Data excerpts =
★ ★ ★ ★ ★ ★ ★
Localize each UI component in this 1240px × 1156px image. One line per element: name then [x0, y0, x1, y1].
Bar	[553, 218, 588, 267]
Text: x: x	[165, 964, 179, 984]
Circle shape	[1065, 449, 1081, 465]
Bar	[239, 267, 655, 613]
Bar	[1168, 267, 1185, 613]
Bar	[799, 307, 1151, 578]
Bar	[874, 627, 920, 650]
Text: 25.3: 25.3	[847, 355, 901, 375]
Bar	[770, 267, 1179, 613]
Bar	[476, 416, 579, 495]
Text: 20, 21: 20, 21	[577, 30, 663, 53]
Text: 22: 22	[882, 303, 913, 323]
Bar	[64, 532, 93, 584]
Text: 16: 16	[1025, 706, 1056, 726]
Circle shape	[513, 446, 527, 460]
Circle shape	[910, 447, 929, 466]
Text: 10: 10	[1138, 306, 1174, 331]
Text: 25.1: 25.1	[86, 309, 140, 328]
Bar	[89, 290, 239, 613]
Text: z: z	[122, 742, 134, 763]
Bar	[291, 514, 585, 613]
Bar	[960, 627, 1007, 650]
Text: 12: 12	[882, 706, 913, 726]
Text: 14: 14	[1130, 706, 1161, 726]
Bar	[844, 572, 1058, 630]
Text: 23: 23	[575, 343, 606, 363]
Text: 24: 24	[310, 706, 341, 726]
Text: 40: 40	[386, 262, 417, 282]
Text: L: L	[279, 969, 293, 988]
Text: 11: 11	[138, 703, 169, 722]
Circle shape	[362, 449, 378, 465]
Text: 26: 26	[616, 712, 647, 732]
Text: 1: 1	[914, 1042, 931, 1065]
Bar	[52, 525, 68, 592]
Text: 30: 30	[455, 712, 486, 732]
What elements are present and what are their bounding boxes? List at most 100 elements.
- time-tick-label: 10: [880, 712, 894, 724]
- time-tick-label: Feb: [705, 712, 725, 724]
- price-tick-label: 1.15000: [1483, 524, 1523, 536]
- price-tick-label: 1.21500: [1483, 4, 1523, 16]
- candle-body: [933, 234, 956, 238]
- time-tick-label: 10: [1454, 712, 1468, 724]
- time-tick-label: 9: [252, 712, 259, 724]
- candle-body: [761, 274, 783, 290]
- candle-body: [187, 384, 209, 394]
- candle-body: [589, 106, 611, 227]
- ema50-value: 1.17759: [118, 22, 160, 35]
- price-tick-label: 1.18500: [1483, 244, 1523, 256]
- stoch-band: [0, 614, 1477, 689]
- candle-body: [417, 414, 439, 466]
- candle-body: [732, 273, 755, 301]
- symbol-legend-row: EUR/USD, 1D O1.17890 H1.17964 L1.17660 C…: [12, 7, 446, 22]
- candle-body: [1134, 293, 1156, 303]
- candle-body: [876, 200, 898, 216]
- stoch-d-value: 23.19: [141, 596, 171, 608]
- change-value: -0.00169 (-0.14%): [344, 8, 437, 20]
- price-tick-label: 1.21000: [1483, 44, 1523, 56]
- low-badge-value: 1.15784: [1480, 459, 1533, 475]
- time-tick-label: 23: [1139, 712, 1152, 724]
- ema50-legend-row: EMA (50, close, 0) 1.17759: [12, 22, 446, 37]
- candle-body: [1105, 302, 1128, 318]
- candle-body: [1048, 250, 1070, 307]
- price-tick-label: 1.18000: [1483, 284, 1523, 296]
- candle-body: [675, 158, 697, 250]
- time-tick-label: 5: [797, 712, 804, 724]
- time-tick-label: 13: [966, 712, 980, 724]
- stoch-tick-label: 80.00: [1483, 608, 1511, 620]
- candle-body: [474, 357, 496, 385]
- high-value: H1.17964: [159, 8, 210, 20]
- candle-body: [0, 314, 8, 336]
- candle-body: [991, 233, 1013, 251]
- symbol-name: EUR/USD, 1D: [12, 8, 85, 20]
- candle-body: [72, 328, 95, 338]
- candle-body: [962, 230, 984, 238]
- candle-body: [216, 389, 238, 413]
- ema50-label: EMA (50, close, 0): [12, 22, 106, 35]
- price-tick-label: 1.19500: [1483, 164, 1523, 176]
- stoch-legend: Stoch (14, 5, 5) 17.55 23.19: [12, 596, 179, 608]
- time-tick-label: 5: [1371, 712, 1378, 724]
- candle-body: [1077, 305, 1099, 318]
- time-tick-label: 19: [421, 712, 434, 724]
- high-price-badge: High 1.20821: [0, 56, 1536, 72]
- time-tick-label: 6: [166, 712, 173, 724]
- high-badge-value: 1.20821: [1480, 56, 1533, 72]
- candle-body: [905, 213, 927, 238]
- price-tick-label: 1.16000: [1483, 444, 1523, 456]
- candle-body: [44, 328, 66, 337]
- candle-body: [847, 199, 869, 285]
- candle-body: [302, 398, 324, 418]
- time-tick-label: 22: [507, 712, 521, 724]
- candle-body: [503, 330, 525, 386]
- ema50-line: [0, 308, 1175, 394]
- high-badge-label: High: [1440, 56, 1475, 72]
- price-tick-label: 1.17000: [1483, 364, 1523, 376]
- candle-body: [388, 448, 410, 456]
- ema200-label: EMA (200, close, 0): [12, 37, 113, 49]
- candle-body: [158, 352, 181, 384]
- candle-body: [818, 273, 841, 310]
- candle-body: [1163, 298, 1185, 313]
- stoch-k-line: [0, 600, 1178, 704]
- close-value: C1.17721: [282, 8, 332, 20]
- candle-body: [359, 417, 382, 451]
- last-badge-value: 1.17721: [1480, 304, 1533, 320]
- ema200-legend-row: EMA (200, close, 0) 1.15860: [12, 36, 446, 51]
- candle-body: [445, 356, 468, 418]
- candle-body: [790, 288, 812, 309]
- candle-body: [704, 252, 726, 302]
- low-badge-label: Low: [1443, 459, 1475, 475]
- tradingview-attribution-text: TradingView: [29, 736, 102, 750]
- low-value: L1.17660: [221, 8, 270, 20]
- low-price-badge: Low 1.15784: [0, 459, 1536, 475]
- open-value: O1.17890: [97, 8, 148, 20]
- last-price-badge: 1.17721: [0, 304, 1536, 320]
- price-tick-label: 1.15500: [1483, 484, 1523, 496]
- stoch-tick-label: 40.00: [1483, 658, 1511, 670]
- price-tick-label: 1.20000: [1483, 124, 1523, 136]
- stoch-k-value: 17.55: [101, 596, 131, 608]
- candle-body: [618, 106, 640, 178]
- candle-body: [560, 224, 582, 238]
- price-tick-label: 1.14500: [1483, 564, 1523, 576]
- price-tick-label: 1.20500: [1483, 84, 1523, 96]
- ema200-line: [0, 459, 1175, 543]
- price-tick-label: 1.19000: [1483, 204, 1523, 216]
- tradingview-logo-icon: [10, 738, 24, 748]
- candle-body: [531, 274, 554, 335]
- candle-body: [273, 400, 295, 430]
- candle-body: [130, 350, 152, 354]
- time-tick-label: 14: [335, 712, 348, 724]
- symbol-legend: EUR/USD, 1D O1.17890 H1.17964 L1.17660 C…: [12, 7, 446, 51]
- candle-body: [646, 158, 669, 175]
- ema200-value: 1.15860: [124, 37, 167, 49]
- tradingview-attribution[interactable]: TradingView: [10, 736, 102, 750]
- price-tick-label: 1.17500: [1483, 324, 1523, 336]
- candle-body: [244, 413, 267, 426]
★ ★ ★ ★ ★ ★ ★
Set problem =
Put every line of the items above into a JSON list of strings, one string per line, and leave out any blank lines.

Written answer =
[
  "Localize each UI component in this 1240px × 1156px image. One line per element: name then [x0, y0, x1, y1].",
  "Bar\t[553, 218, 588, 267]",
  "Text: x: x\t[165, 964, 179, 984]",
  "Circle shape\t[1065, 449, 1081, 465]",
  "Bar\t[239, 267, 655, 613]",
  "Bar\t[1168, 267, 1185, 613]",
  "Bar\t[799, 307, 1151, 578]",
  "Bar\t[874, 627, 920, 650]",
  "Text: 25.3: 25.3\t[847, 355, 901, 375]",
  "Bar\t[770, 267, 1179, 613]",
  "Bar\t[476, 416, 579, 495]",
  "Text: 20, 21: 20, 21\t[577, 30, 663, 53]",
  "Text: 22: 22\t[882, 303, 913, 323]",
  "Bar\t[64, 532, 93, 584]",
  "Text: 16: 16\t[1025, 706, 1056, 726]",
  "Circle shape\t[513, 446, 527, 460]",
  "Circle shape\t[910, 447, 929, 466]",
  "Text: 10: 10\t[1138, 306, 1174, 331]",
  "Text: 25.1: 25.1\t[86, 309, 140, 328]",
  "Bar\t[89, 290, 239, 613]",
  "Text: z: z\t[122, 742, 134, 763]",
  "Bar\t[291, 514, 585, 613]",
  "Bar\t[960, 627, 1007, 650]",
  "Text: 12: 12\t[882, 706, 913, 726]",
  "Text: 14: 14\t[1130, 706, 1161, 726]",
  "Bar\t[844, 572, 1058, 630]",
  "Text: 23: 23\t[575, 343, 606, 363]",
  "Text: 24: 24\t[310, 706, 341, 726]",
  "Text: 40: 40\t[386, 262, 417, 282]",
  "Text: L: L\t[279, 969, 293, 988]",
  "Text: 11: 11\t[138, 703, 169, 722]",
  "Circle shape\t[362, 449, 378, 465]",
  "Text: 26: 26\t[616, 712, 647, 732]",
  "Text: 1: 1\t[914, 1042, 931, 1065]",
  "Bar\t[52, 525, 68, 592]",
  "Text: 30: 30\t[455, 712, 486, 732]",
  "What elements are present and what are their bounding boxes? List at most 100 elements.",
  "- time-tick-label: 10: [880, 712, 894, 724]",
  "- time-tick-label: Feb: [705, 712, 725, 724]",
  "- price-tick-label: 1.15000: [1483, 524, 1523, 536]",
  "- price-tick-label: 1.21500: [1483, 4, 1523, 16]",
  "- candle-body: [933, 234, 956, 238]",
  "- time-tick-label: 10: [1454, 712, 1468, 724]",
  "- time-tick-label: 9: [252, 712, 259, 724]",
  "- candle-body: [761, 274, 783, 290]",
  "- candle-body: [187, 384, 209, 394]",
  "- candle-body: [589, 106, 611, 227]",
  "- ema50-value: 1.17759: [118, 22, 160, 35]",
  "- price-tick-label: 1.18500: [1483, 244, 1523, 256]",
  "- stoch-band: [0, 614, 1477, 689]",
  "- candle-body: [417, 414, 439, 466]",
  "- candle-body: [732, 273, 755, 301]",
  "- symbol-legend-row: EUR/USD, 1D O1.17890 H1.17964 L1.17660 C…: [12, 7, 446, 22]",
  "- candle-body: [1134, 293, 1156, 303]",
  "- candle-body: [876, 200, 898, 216]",
  "- stoch-d-value: 23.19: [141, 596, 171, 608]",
  "- change-value: -0.00169 (-0.14%): [344, 8, 437, 20]",
  "- price-tick-label: 1.21000: [1483, 44, 1523, 56]",
  "- low-badge-value: 1.15784: [1480, 459, 1533, 475]",
  "- time-tick-label: 23: [1139, 712, 1152, 724]",
  "- ema50-legend-row: EMA (50, close, 0) 1.17759: [12, 22, 446, 37]",
  "- candle-body: [1105, 302, 1128, 318]",
  "- candle-body: [1048, 250, 1070, 307]",
  "- price-tick-label: 1.18000: [1483, 284, 1523, 296]",
  "- candle-body: [675, 158, 697, 250]",
  "- time-tick-label: 5: [797, 712, 804, 724]",
  "- time-tick-label: 13: [966, 712, 980, 724]",
  "- stoch-tick-label: 80.00: [1483, 608, 1511, 620]",
  "- candle-body: [474, 357, 496, 385]",
  "- high-value: H1.17964: [159, 8, 210, 20]",
  "- candle-body: [0, 314, 8, 336]",
  "- candle-body: [991, 233, 1013, 251]",
  "- symbol-name: EUR/USD, 1D: [12, 8, 85, 20]",
  "- candle-body: [72, 328, 95, 338]",
  "- candle-body: [962, 230, 984, 238]",
  "- candle-body: [216, 389, 238, 413]",
  "- ema50-label: EMA (50, close, 0): [12, 22, 106, 35]",
  "- price-tick-label: 1.19500: [1483, 164, 1523, 176]",
  "- stoch-legend: Stoch (14, 5, 5) 17.55 23.19: [12, 596, 179, 608]",
  "- time-tick-label: 5: [1371, 712, 1378, 724]",
  "- candle-body: [1077, 305, 1099, 318]",
  "- time-tick-label: 19: [421, 712, 434, 724]",
  "- high-price-badge: High 1.20821: [0, 56, 1536, 72]",
  "- time-tick-label: 6: [166, 712, 173, 724]",
  "- high-badge-value: 1.20821: [1480, 56, 1533, 72]",
  "- candle-body: [905, 213, 927, 238]",
  "- price-tick-label: 1.16000: [1483, 444, 1523, 456]",
  "- candle-body: [44, 328, 66, 337]",
  "- candle-body: [847, 199, 869, 285]",
  "- candle-body: [302, 398, 324, 418]",
  "- time-tick-label: 22: [507, 712, 521, 724]",
  "- candle-body: [503, 330, 525, 386]",
  "- ema50-line: [0, 308, 1175, 394]",
  "- high-badge-label: High: [1440, 56, 1475, 72]",
  "- price-tick-label: 1.17000: [1483, 364, 1523, 376]",
  "- candle-body: [388, 448, 410, 456]",
  "- ema200-label: EMA (200, close, 0): [12, 37, 113, 49]",
  "- candle-body: [158, 352, 181, 384]",
  "- candle-body: [818, 273, 841, 310]",
  "- candle-body: [1163, 298, 1185, 313]",
  "- stoch-k-line: [0, 600, 1178, 704]",
  "- close-value: C1.17721: [282, 8, 332, 20]",
  "- candle-body: [359, 417, 382, 451]",
  "- last-badge-value: 1.17721: [1480, 304, 1533, 320]",
  "- ema200-legend-row: EMA (200, close, 0) 1.15860: [12, 36, 446, 51]",
  "- candle-body: [445, 356, 468, 418]",
  "- candle-body: [790, 288, 812, 309]",
  "- candle-body: [704, 252, 726, 302]",
  "- low-badge-label: Low: [1443, 459, 1475, 475]",
  "- tradingview-attribution-text: TradingView: [29, 736, 102, 750]",
  "- low-value: L1.17660: [221, 8, 270, 20]",
  "- low-price-badge: Low 1.15784: [0, 459, 1536, 475]",
  "- open-value: O1.17890: [97, 8, 148, 20]",
  "- last-price-badge: 1.17721: [0, 304, 1536, 320]",
  "- price-tick-label: 1.15500: [1483, 484, 1523, 496]",
  "- stoch-tick-label: 40.00: [1483, 658, 1511, 670]",
  "- price-tick-label: 1.20000: [1483, 124, 1523, 136]",
  "- stoch-k-value: 17.55: [101, 596, 131, 608]",
  "- candle-body: [618, 106, 640, 178]",
  "- candle-body: [560, 224, 582, 238]",
  "- price-tick-label: 1.14500: [1483, 564, 1523, 576]",
  "- price-tick-label: 1.20500: [1483, 84, 1523, 96]",
  "- ema200-line: [0, 459, 1175, 543]",
  "- price-tick-label: 1.19000: [1483, 204, 1523, 216]",
  "- tradingview-logo-icon: [10, 738, 24, 748]",
  "- candle-body: [531, 274, 554, 335]",
  "- candle-body: [273, 400, 295, 430]",
  "- candle-body: [130, 350, 152, 354]",
  "- time-tick-label: 14: [335, 712, 348, 724]",
  "- symbol-legend: EUR/USD, 1D O1.17890 H1.17964 L1.17660 C…: [12, 7, 446, 51]",
  "- candle-body: [646, 158, 669, 175]",
  "- ema200-value: 1.15860: [124, 37, 167, 49]",
  "- tradingview-attribution[interactable]: TradingView: [10, 736, 102, 750]",
  "- price-tick-label: 1.17500: [1483, 324, 1523, 336]",
  "- candle-body: [244, 413, 267, 426]"
]